» **What to do**
Of all the lines in the material below, how many include the string "grid"? Give the number only.

[Records from a data collection]

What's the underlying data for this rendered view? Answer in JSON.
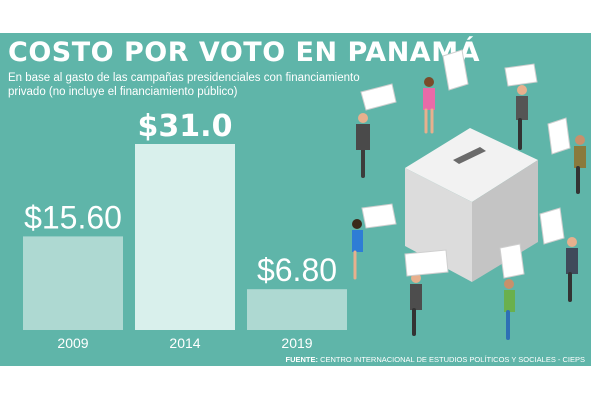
{
  "title": "COSTO POR VOTO EN PANAMÁ",
  "subtitle": "En base al gasto de las campañas presidenciales con financiamiento privado (no incluye el financiamiento público)",
  "source_label": "FUENTE:",
  "source_text": "CENTRO INTERNACIONAL DE ESTUDIOS POLÍTICOS Y SOCIALES - CIEPS",
  "colors": {
    "background": "#5fb5a9",
    "bar": "#aed9d2",
    "bar_highlight": "#d9f0ec",
    "text": "#ffffff"
  },
  "chart_data": {
    "type": "bar",
    "categories": [
      "2009",
      "2014",
      "2019"
    ],
    "values": [
      15.6,
      31.0,
      6.8
    ],
    "value_labels": [
      "$15.60",
      "$31.0",
      "$6.80"
    ],
    "highlight_index": 1,
    "ylim": [
      0,
      31.0
    ],
    "grid": false
  },
  "illustration": "ballot-box-with-voters"
}
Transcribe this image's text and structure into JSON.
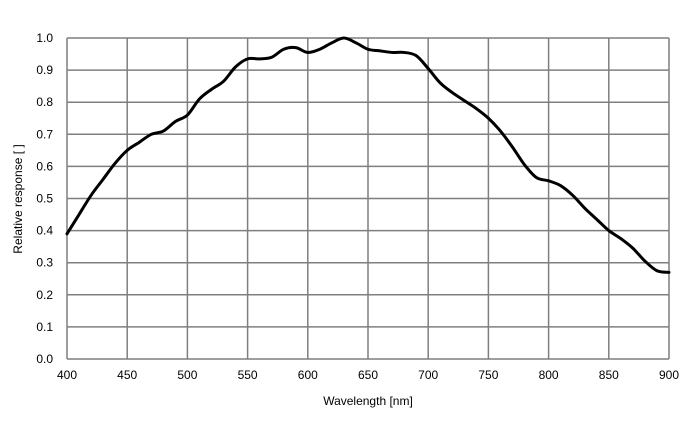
{
  "chart_data": {
    "type": "line",
    "title": "",
    "xlabel": "Wavelength [nm]",
    "ylabel": "Relative response [ ]",
    "xlim": [
      400,
      900
    ],
    "ylim": [
      0,
      1.0
    ],
    "x_ticks": [
      400,
      450,
      500,
      550,
      600,
      650,
      700,
      750,
      800,
      850,
      900
    ],
    "y_ticks": [
      0,
      0.1,
      0.2,
      0.3,
      0.4,
      0.5,
      0.6,
      0.7,
      0.8,
      0.9,
      1.0
    ],
    "x_tick_labels": [
      "400",
      "450",
      "500",
      "550",
      "600",
      "650",
      "700",
      "750",
      "800",
      "850",
      "900"
    ],
    "y_tick_labels": [
      "0.0",
      "0.1",
      "0.2",
      "0.3",
      "0.4",
      "0.5",
      "0.6",
      "0.7",
      "0.8",
      "0.9",
      "1.0"
    ],
    "grid": true,
    "legend": "none",
    "colors": {
      "line": "#000000",
      "grid": "#7f7f7f"
    },
    "series": [
      {
        "x": [
          400,
          410,
          420,
          430,
          440,
          450,
          460,
          470,
          480,
          490,
          500,
          510,
          520,
          530,
          540,
          550,
          560,
          570,
          580,
          590,
          600,
          610,
          620,
          630,
          640,
          650,
          660,
          670,
          680,
          690,
          700,
          710,
          720,
          730,
          740,
          750,
          760,
          770,
          780,
          790,
          800,
          810,
          820,
          830,
          840,
          850,
          860,
          870,
          880,
          890,
          900
        ],
        "y": [
          0.39,
          0.45,
          0.51,
          0.56,
          0.61,
          0.65,
          0.675,
          0.7,
          0.71,
          0.74,
          0.76,
          0.81,
          0.84,
          0.865,
          0.91,
          0.935,
          0.935,
          0.94,
          0.965,
          0.97,
          0.955,
          0.965,
          0.985,
          1.0,
          0.985,
          0.965,
          0.96,
          0.955,
          0.955,
          0.945,
          0.905,
          0.86,
          0.83,
          0.805,
          0.78,
          0.75,
          0.71,
          0.66,
          0.605,
          0.565,
          0.555,
          0.54,
          0.51,
          0.47,
          0.435,
          0.4,
          0.375,
          0.345,
          0.305,
          0.275,
          0.27
        ]
      }
    ]
  }
}
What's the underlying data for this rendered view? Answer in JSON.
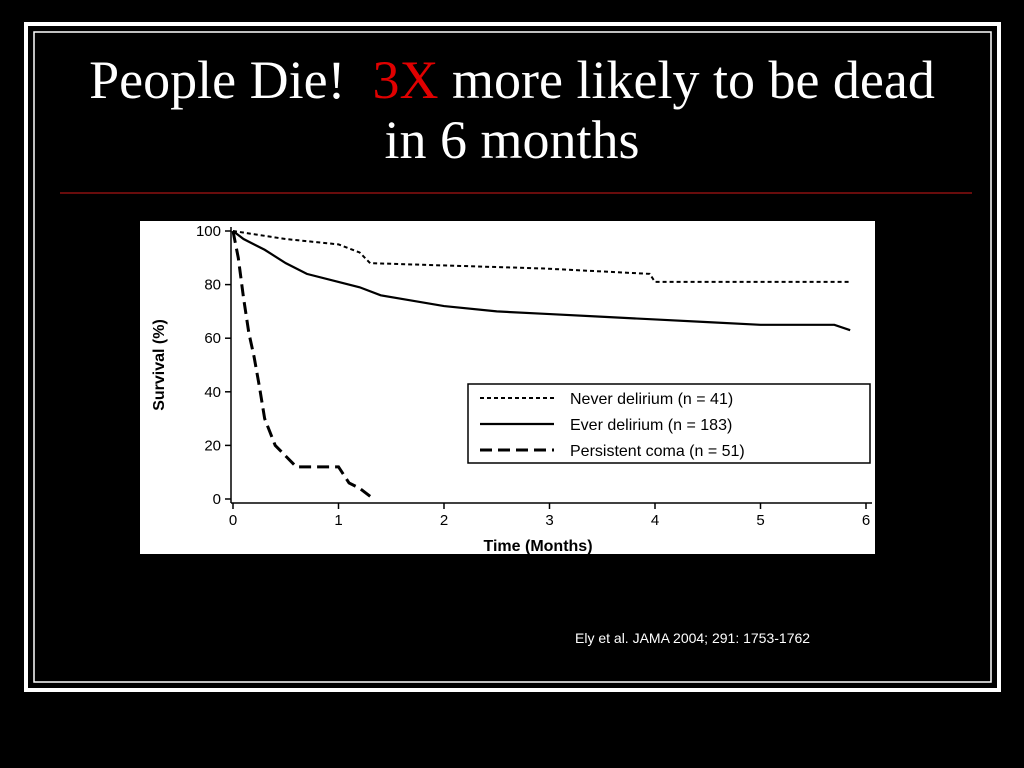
{
  "slide": {
    "title_start": "People Die!",
    "title_highlight": "3X",
    "title_end": "more likely to be dead in 6 months",
    "citation": "Ely et al. JAMA 2004; 291: 1753-1762"
  },
  "chart_data": {
    "type": "line",
    "step": true,
    "x_label": "Time (Months)",
    "y_label": "Survival (%)",
    "xlim": [
      0,
      6
    ],
    "xticks": [
      0,
      1,
      2,
      3,
      4,
      5,
      6
    ],
    "ylim": [
      0,
      100
    ],
    "yticks": [
      0,
      20,
      40,
      60,
      80,
      100
    ],
    "grid": false,
    "legend": "center right",
    "series": [
      {
        "name": "Never delirium (n = 41)",
        "color": "#000000",
        "dash": "dotted",
        "x": [
          0,
          0.5,
          1.0,
          1.2,
          1.3,
          2.95,
          3.95,
          4.0,
          5.85
        ],
        "values": [
          100,
          97,
          95,
          92,
          88,
          86,
          84,
          81,
          81
        ]
      },
      {
        "name": "Ever delirium (n = 183)",
        "color": "#000000",
        "dash": "solid",
        "x": [
          0,
          0.1,
          0.3,
          0.5,
          0.7,
          1.0,
          1.2,
          1.4,
          1.7,
          2.0,
          2.5,
          3.0,
          3.5,
          4.0,
          4.5,
          5.0,
          5.7,
          5.85
        ],
        "values": [
          100,
          97,
          93,
          88,
          84,
          81,
          79,
          76,
          74,
          72,
          70,
          69,
          68,
          67,
          66,
          65,
          65,
          63
        ]
      },
      {
        "name": "Persistent coma (n = 51)",
        "color": "#000000",
        "dash": "dashed",
        "x": [
          0,
          0.05,
          0.1,
          0.15,
          0.2,
          0.25,
          0.3,
          0.35,
          0.4,
          0.5,
          0.6,
          1.0,
          1.1,
          1.2,
          1.3
        ],
        "values": [
          100,
          90,
          75,
          62,
          53,
          42,
          30,
          25,
          20,
          16,
          12,
          12,
          6,
          4,
          1
        ]
      }
    ]
  }
}
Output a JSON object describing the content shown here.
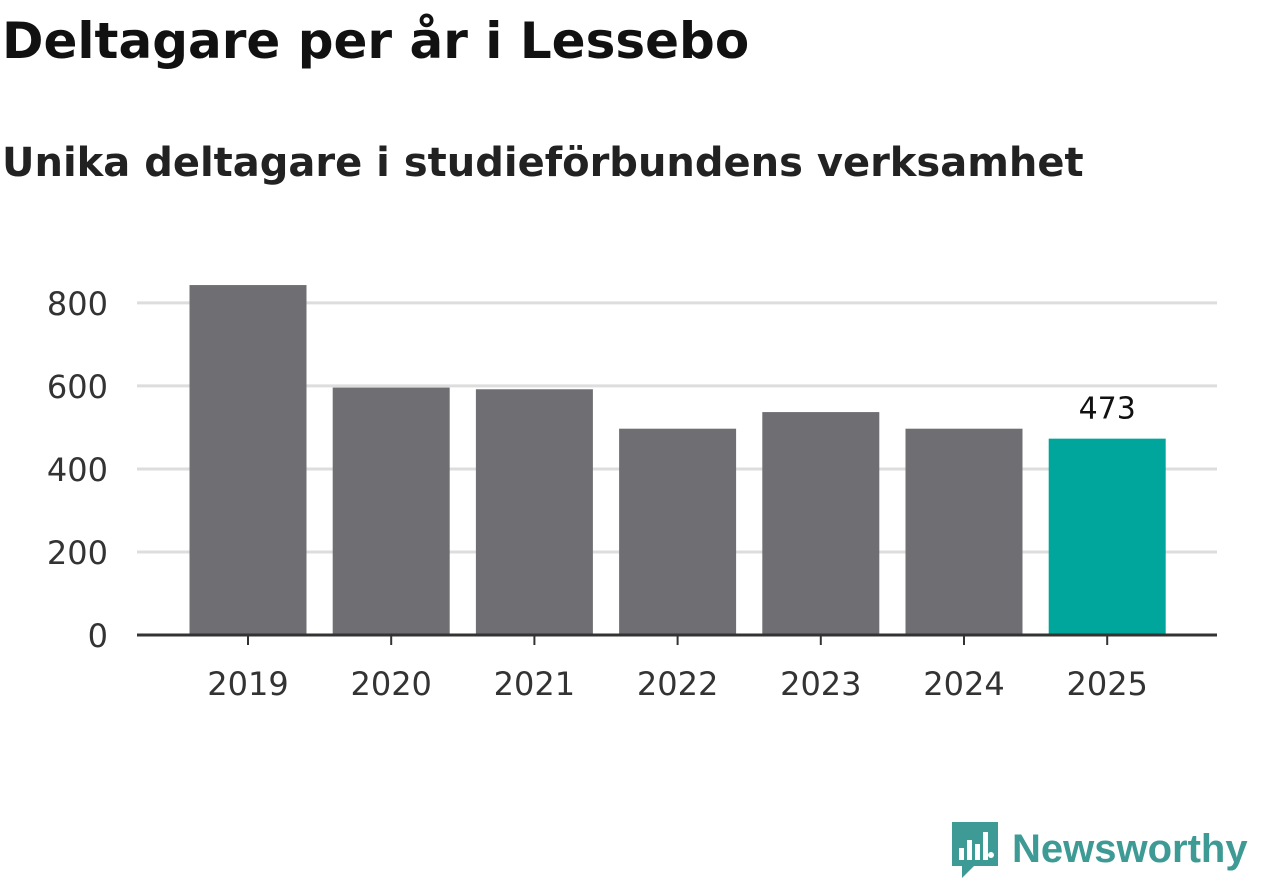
{
  "chart_data": {
    "type": "bar",
    "title": "Deltagare per år i Lessebo",
    "subtitle": "Unika deltagare i studieförbundens verksamhet",
    "categories": [
      "2019",
      "2020",
      "2021",
      "2022",
      "2023",
      "2024",
      "2025"
    ],
    "values": [
      843,
      596,
      592,
      497,
      537,
      497,
      473
    ],
    "highlight_index": 6,
    "data_labels": [
      {
        "index": 6,
        "text": "473"
      }
    ],
    "yticks": [
      0,
      200,
      400,
      600,
      800
    ],
    "ylim": [
      0,
      860
    ],
    "xlabel": "",
    "ylabel": "",
    "grid": true,
    "colors": {
      "bar": "#6f6e73",
      "highlight": "#00a59b",
      "grid": "#dddddd",
      "axis": "#333333",
      "tick_text": "#333333"
    }
  },
  "brand": {
    "name": "Newsworthy",
    "icon": "newsworthy-logo-icon",
    "color": "#3d9a94"
  }
}
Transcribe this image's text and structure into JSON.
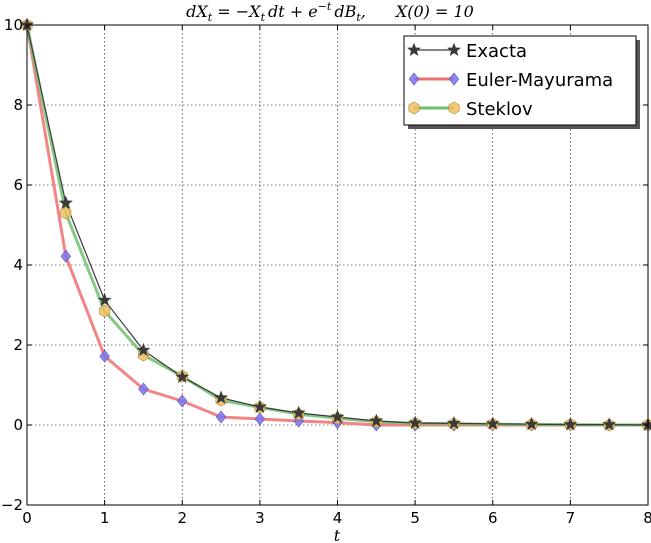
{
  "chart_data": {
    "type": "line",
    "title": "dXt = −Xt dt + e^(−t) dBt,   X(0) = 10",
    "title_parts": {
      "equation": "dX",
      "equation_sub": "t",
      "eq_rest_1": " = −X",
      "eq_rest_sub": "t",
      "eq_rest_2": "dt + e",
      "eq_sup": "−t",
      "eq_rest_3": "dB",
      "eq_rest_sub2": "t",
      "eq_comma": ",",
      "initial": "X(0) = 10"
    },
    "xlabel": "t",
    "ylabel": "",
    "xlim": [
      0,
      8
    ],
    "ylim": [
      -2,
      10
    ],
    "xticks": [
      "0",
      "1",
      "2",
      "3",
      "4",
      "5",
      "6",
      "7",
      "8"
    ],
    "yticks": [
      "−2",
      "0",
      "2",
      "4",
      "6",
      "8",
      "10"
    ],
    "grid": true,
    "legend_position": "top-right",
    "x": [
      0,
      0.5,
      1,
      1.5,
      2,
      2.5,
      3,
      3.5,
      4,
      4.5,
      5,
      5.5,
      6,
      6.5,
      7,
      7.5,
      8
    ],
    "series": [
      {
        "name": "Exacta",
        "color": "#3a3a3a",
        "marker": "star",
        "values": [
          10,
          5.55,
          3.12,
          1.87,
          1.2,
          0.68,
          0.45,
          0.3,
          0.2,
          0.1,
          0.05,
          0.04,
          0.03,
          0.02,
          0.01,
          0.01,
          0.0
        ]
      },
      {
        "name": "Euler-Mayurama",
        "color": "#f07070",
        "marker_color": "#7a74f0",
        "marker": "diamond",
        "values": [
          10,
          4.22,
          1.72,
          0.9,
          0.6,
          0.2,
          0.15,
          0.1,
          0.06,
          0.0,
          0.0,
          0.0,
          0.0,
          0.0,
          0.0,
          0.0,
          0.0
        ]
      },
      {
        "name": "Steklov",
        "color": "#6fbf6f",
        "marker_color": "#f0c060",
        "marker": "hexagon",
        "values": [
          10,
          5.3,
          2.85,
          1.75,
          1.22,
          0.62,
          0.44,
          0.27,
          0.17,
          0.08,
          0.04,
          0.03,
          0.02,
          0.01,
          0.01,
          0.0,
          0.0
        ]
      }
    ]
  }
}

» **Solution**
7